**DATA SHOWN**
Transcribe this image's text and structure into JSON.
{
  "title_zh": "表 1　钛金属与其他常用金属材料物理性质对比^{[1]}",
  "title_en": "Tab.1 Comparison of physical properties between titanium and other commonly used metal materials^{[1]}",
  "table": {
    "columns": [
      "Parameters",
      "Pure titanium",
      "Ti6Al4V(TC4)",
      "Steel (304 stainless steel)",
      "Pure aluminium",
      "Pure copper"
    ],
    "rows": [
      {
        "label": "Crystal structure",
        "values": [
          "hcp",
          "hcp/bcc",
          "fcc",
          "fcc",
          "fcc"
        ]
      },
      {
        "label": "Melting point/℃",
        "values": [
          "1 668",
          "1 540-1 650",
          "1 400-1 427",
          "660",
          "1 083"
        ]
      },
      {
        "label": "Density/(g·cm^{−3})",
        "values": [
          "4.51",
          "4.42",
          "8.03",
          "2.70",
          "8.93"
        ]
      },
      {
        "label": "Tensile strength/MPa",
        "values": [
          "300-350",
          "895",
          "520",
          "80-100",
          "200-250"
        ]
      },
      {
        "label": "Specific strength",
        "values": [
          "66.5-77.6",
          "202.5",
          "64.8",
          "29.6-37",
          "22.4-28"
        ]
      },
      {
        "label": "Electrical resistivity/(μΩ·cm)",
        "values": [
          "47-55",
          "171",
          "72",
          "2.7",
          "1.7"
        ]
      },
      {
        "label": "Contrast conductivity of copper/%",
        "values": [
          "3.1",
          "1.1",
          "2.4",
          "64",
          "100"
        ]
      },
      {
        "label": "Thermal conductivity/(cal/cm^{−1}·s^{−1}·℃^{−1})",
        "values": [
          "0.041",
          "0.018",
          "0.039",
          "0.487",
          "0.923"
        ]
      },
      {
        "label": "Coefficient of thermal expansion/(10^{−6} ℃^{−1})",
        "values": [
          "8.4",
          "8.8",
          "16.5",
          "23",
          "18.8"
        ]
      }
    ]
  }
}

**TASK OBJECTIVE**
Using the data above, copy each line that contains "Pure".

**RESPONSE**
      "Pure titanium",
      "Pure aluminium",
      "Pure copper"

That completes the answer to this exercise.